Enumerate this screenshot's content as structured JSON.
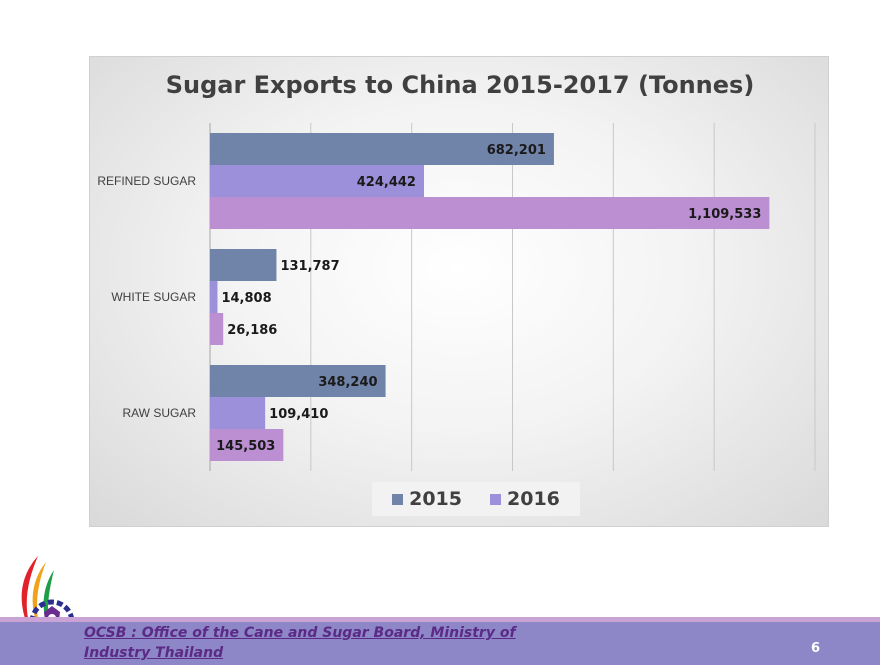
{
  "chart_data": {
    "type": "bar",
    "orientation": "horizontal",
    "title": "Sugar Exports to China 2015-2017 (Tonnes)",
    "categories": [
      "REFINED SUGAR",
      "WHITE SUGAR",
      "RAW SUGAR"
    ],
    "series": [
      {
        "name": "2015",
        "color": "#7083a8",
        "values": [
          682201,
          131787,
          348240
        ]
      },
      {
        "name": "2016",
        "color": "#9b90d9",
        "values": [
          424442,
          14808,
          109410
        ]
      },
      {
        "color": "#bb8fd1",
        "values": [
          1109533,
          26186,
          145503
        ]
      }
    ],
    "data_labels": [
      [
        "682,201",
        "131,787",
        "348,240"
      ],
      [
        "424,442",
        "14,808",
        "109,410"
      ],
      [
        "1,109,533",
        "26,186",
        "145,503"
      ]
    ],
    "xlim": [
      0,
      1200000
    ],
    "grid": true,
    "legend_position": "bottom"
  },
  "footer": {
    "text": "OCSB : Office of the Cane and Sugar Board, Ministry of Industry Thailand",
    "page_number": "6"
  },
  "colors": {
    "footer_bar": "#8d87c7",
    "footer_text": "#5b2a86"
  }
}
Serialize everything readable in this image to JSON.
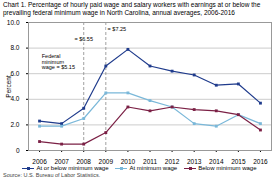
{
  "chart_data": {
    "type": "line",
    "title": "Chart 1. Percentage of hourly paid wage and salary workers with earnings at or below the prevailing federal minimum wage in North Carolina, annual averages, 2006-2016",
    "ylabel": "Percent",
    "x": [
      2006,
      2007,
      2008,
      2009,
      2010,
      2011,
      2012,
      2013,
      2014,
      2015,
      2016
    ],
    "xlim": [
      2005.5,
      2016.5
    ],
    "xticks": [
      2006,
      2007,
      2008,
      2009,
      2010,
      2011,
      2012,
      2013,
      2014,
      2015,
      2016
    ],
    "ylim": [
      0,
      10
    ],
    "yticks": [
      0,
      {
        "value": 2,
        "label": "2.0"
      },
      {
        "value": 4,
        "label": "4.0"
      },
      {
        "value": 6,
        "label": "6.0"
      },
      {
        "value": 8,
        "label": "8.0"
      },
      {
        "value": 10,
        "label": "10.0"
      }
    ],
    "grid": true,
    "legend": "bottom",
    "series": [
      {
        "name": "At or below minimum wage",
        "color": "#1f3b8c",
        "marker": "square",
        "values": [
          2.3,
          2.1,
          3.3,
          6.6,
          7.9,
          6.6,
          6.2,
          5.9,
          5.1,
          5.2,
          3.7
        ]
      },
      {
        "name": "At minimum wage",
        "color": "#7ab8d9",
        "marker": "square",
        "values": [
          1.9,
          1.9,
          2.5,
          4.5,
          4.5,
          3.9,
          3.4,
          2.1,
          1.9,
          2.8,
          2.1
        ]
      },
      {
        "name": "Below minimum wage",
        "color": "#7b2045",
        "marker": "square",
        "values": [
          0.7,
          0.5,
          0.5,
          1.4,
          3.4,
          3.1,
          3.4,
          3.2,
          3.1,
          2.8,
          1.6
        ]
      }
    ],
    "vlines": [
      2008,
      2009
    ],
    "annotations": [
      {
        "text": "= $6.55",
        "x": 2008,
        "y": 8.7
      },
      {
        "text": "= $7.25",
        "x": 2009.5,
        "y": 9.5
      },
      {
        "text": "Federal\nminimum\nwage = $5.15",
        "x": 2006.1,
        "y": 7.5
      }
    ],
    "source": "Source: U.S. Bureau of Labor Statistics."
  }
}
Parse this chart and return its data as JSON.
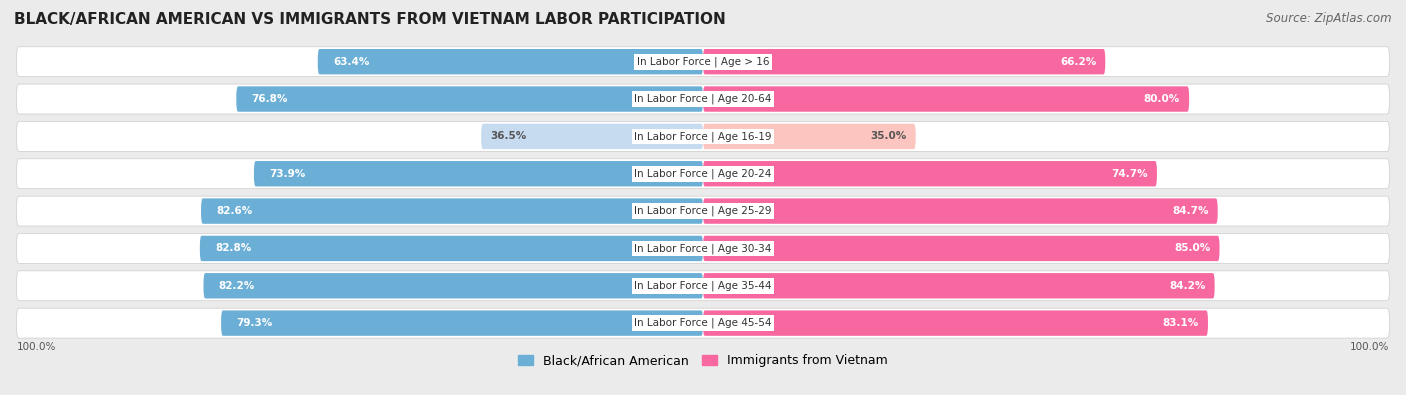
{
  "title": "BLACK/AFRICAN AMERICAN VS IMMIGRANTS FROM VIETNAM LABOR PARTICIPATION",
  "source": "Source: ZipAtlas.com",
  "categories": [
    "In Labor Force | Age > 16",
    "In Labor Force | Age 20-64",
    "In Labor Force | Age 16-19",
    "In Labor Force | Age 20-24",
    "In Labor Force | Age 25-29",
    "In Labor Force | Age 30-34",
    "In Labor Force | Age 35-44",
    "In Labor Force | Age 45-54"
  ],
  "black_values": [
    63.4,
    76.8,
    36.5,
    73.9,
    82.6,
    82.8,
    82.2,
    79.3
  ],
  "vietnam_values": [
    66.2,
    80.0,
    35.0,
    74.7,
    84.7,
    85.0,
    84.2,
    83.1
  ],
  "black_color": "#6baed6",
  "black_color_light": "#c6dbef",
  "vietnam_color": "#f768a1",
  "vietnam_color_light": "#fcc5c0",
  "row_bg_color": "#f5f5f5",
  "outer_bg_color": "#e8e8e8",
  "fig_bg_color": "#ebebeb",
  "max_value": 100.0,
  "figsize": [
    14.06,
    3.95
  ],
  "dpi": 100,
  "legend_label_black": "Black/African American",
  "legend_label_vietnam": "Immigrants from Vietnam",
  "title_fontsize": 11,
  "label_fontsize": 7.5,
  "source_fontsize": 8.5
}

------------------------------

> **Exercise aim**:
Return all the entries word for word, but omit any pictures they contain.

> **Output below**:
Enumerate this screenshot's content as structured JSON.
{
  "chart_data": {
    "type": "bar",
    "orientation": "horizontal",
    "title": "Sugar Exports to China 2015-2017 (Tonnes)",
    "categories": [
      "REFINED SUGAR",
      "WHITE SUGAR",
      "RAW SUGAR"
    ],
    "series": [
      {
        "name": "2015",
        "color": "#7083a8",
        "values": [
          682201,
          131787,
          348240
        ]
      },
      {
        "name": "2016",
        "color": "#9b90d9",
        "values": [
          424442,
          14808,
          109410
        ]
      },
      {
        "color": "#bb8fd1",
        "values": [
          1109533,
          26186,
          145503
        ]
      }
    ],
    "data_labels": [
      [
        "682,201",
        "131,787",
        "348,240"
      ],
      [
        "424,442",
        "14,808",
        "109,410"
      ],
      [
        "1,109,533",
        "26,186",
        "145,503"
      ]
    ],
    "xlim": [
      0,
      1200000
    ],
    "grid": true,
    "legend_position": "bottom"
  },
  "footer": {
    "text": "OCSB : Office of the Cane and Sugar Board, Ministry of Industry Thailand",
    "page_number": "6"
  },
  "colors": {
    "footer_bar": "#8d87c7",
    "footer_text": "#5b2a86"
  }
}
Serialize everything readable in this image to JSON.
{
  "chart_data": {
    "type": "line",
    "title": "Chart 1. Percentage of hourly paid wage and salary workers with earnings at or below the prevailing federal minimum wage in North Carolina, annual averages, 2006-2016",
    "ylabel": "Percent",
    "x": [
      2006,
      2007,
      2008,
      2009,
      2010,
      2011,
      2012,
      2013,
      2014,
      2015,
      2016
    ],
    "xlim": [
      2005.5,
      2016.5
    ],
    "xticks": [
      2006,
      2007,
      2008,
      2009,
      2010,
      2011,
      2012,
      2013,
      2014,
      2015,
      2016
    ],
    "ylim": [
      0,
      10
    ],
    "yticks": [
      0,
      {
        "value": 2,
        "label": "2.0"
      },
      {
        "value": 4,
        "label": "4.0"
      },
      {
        "value": 6,
        "label": "6.0"
      },
      {
        "value": 8,
        "label": "8.0"
      },
      {
        "value": 10,
        "label": "10.0"
      }
    ],
    "grid": true,
    "legend": "bottom",
    "series": [
      {
        "name": "At or below minimum wage",
        "color": "#1f3b8c",
        "marker": "square",
        "values": [
          2.3,
          2.1,
          3.3,
          6.6,
          7.9,
          6.6,
          6.2,
          5.9,
          5.1,
          5.2,
          3.7
        ]
      },
      {
        "name": "At minimum wage",
        "color": "#7ab8d9",
        "marker": "square",
        "values": [
          1.9,
          1.9,
          2.5,
          4.5,
          4.5,
          3.9,
          3.4,
          2.1,
          1.9,
          2.8,
          2.1
        ]
      },
      {
        "name": "Below minimum wage",
        "color": "#7b2045",
        "marker": "square",
        "values": [
          0.7,
          0.5,
          0.5,
          1.4,
          3.4,
          3.1,
          3.4,
          3.2,
          3.1,
          2.8,
          1.6
        ]
      }
    ],
    "vlines": [
      2008,
      2009
    ],
    "annotations": [
      {
        "text": "= $6.55",
        "x": 2008,
        "y": 8.7
      },
      {
        "text": "= $7.25",
        "x": 2009.5,
        "y": 9.5
      },
      {
        "text": "Federal\nminimum\nwage = $5.15",
        "x": 2006.1,
        "y": 7.5
      }
    ],
    "source": "Source: U.S. Bureau of Labor Statistics."
  }
}
Parse this chart and return its data as JSON.
{
  "title": "BLACK/AFRICAN AMERICAN VS IMMIGRANTS FROM VIETNAM LABOR PARTICIPATION",
  "source": "Source: ZipAtlas.com",
  "categories": [
    "In Labor Force | Age > 16",
    "In Labor Force | Age 20-64",
    "In Labor Force | Age 16-19",
    "In Labor Force | Age 20-24",
    "In Labor Force | Age 25-29",
    "In Labor Force | Age 30-34",
    "In Labor Force | Age 35-44",
    "In Labor Force | Age 45-54"
  ],
  "black_values": [
    63.4,
    76.8,
    36.5,
    73.9,
    82.6,
    82.8,
    82.2,
    79.3
  ],
  "vietnam_values": [
    66.2,
    80.0,
    35.0,
    74.7,
    84.7,
    85.0,
    84.2,
    83.1
  ],
  "black_color": "#6baed6",
  "black_color_light": "#c6dbef",
  "vietnam_color": "#f768a1",
  "vietnam_color_light": "#fcc5c0",
  "row_bg_color": "#f5f5f5",
  "outer_bg_color": "#e8e8e8",
  "fig_bg_color": "#ebebeb",
  "max_value": 100.0,
  "figsize": [
    14.06,
    3.95
  ],
  "dpi": 100,
  "legend_label_black": "Black/African American",
  "legend_label_vietnam": "Immigrants from Vietnam",
  "title_fontsize": 11,
  "label_fontsize": 7.5,
  "source_fontsize": 8.5
}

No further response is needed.